→ TASK INSTRUCTIONS:
**1.** Retype the passage of the forum thread on translation without tokenization between "ByT5: Towards a" and "using only CTranslate2.", inclusive.
**2.** Answer the following about the forum thread on neural machine translation without tokenization:
(a) Which tokenizer is named as something the proposed approach would do without?
(b) What is the title of the paper mentioned in the first post?
(c) What kind of content does pierotofy ask about translating?
**3.** Carry on the forum thread about neural machine translation without tokenization, starting after its last sentence.

Neural Machine Translation Without Tokenization

argosopentech · June 17, 2021, 11:31pm

ByT5: Towards a token-free future with pre-trained byte-to-byte models

I think using characters directly as tokens, without a tokenizer like SentencePiece, like described in this paper will make sense for Argos Translate 2.0. This combined with seq2seq sentence boundary detection would allow translation using only CTranslate2.

Related links:

pierotofy · June 18, 2021, 3:06pm

I find it amazing that one can use byte-to-byte models to train translation models. But it makes sense that a model would be able to learn tokenization on its own. How would that apply to translating content like HTML/XML?

→ INFORMATION PROVIDED:
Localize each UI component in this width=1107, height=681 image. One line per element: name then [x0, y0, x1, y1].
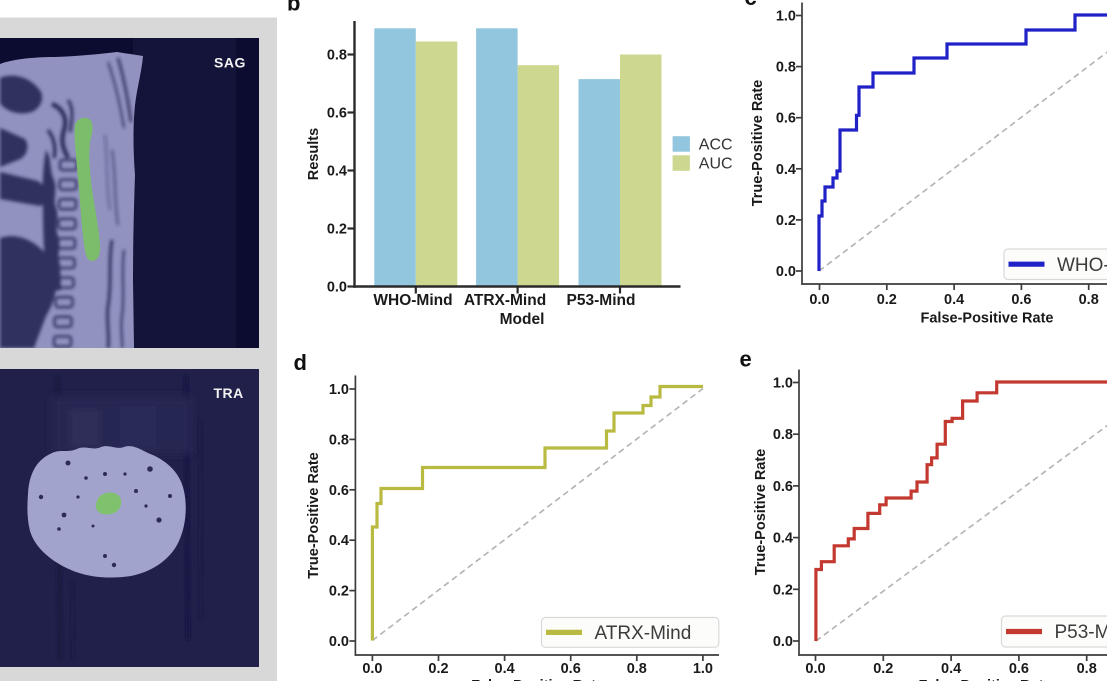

→ ANSWERS GIVEN:
**1.**
ByT5: Towards a token-free future with pre-trained byte-to-byte models

I think using characters directly as tokens, without a tokenizer like SentencePiece, like described in this paper will make sense for Argos Translate 2.0. This combined with seq2seq sentence boundary detection would allow translation using only CTranslate2.

**2.**
(a) SentencePiece
(b) ByT5: Towards a token-free future with pre-trained byte-to-byte models
(c) HTML/XML

**3.**
argosopentech · June 18, 2021, 10:11pm

This probably wouldn’t help XML very much (maybe even make it harder since you can’t tokenize tags as one entity). I’m currently running a tag injection server to create data for translating XML but it is very slow. Long term I think XML will be solved by simply having language models powerful enough that they can manage tags in large sections of text.

argosopentech · June 26, 2021, 1:43pm

argosopentech · June 29, 2021, 10:30pm

Visual explanation of Charformers: https://youtu.be/debgj24BAZE

pierotofy · June 30, 2021, 11:40pm

Interesting, thanks for sharing!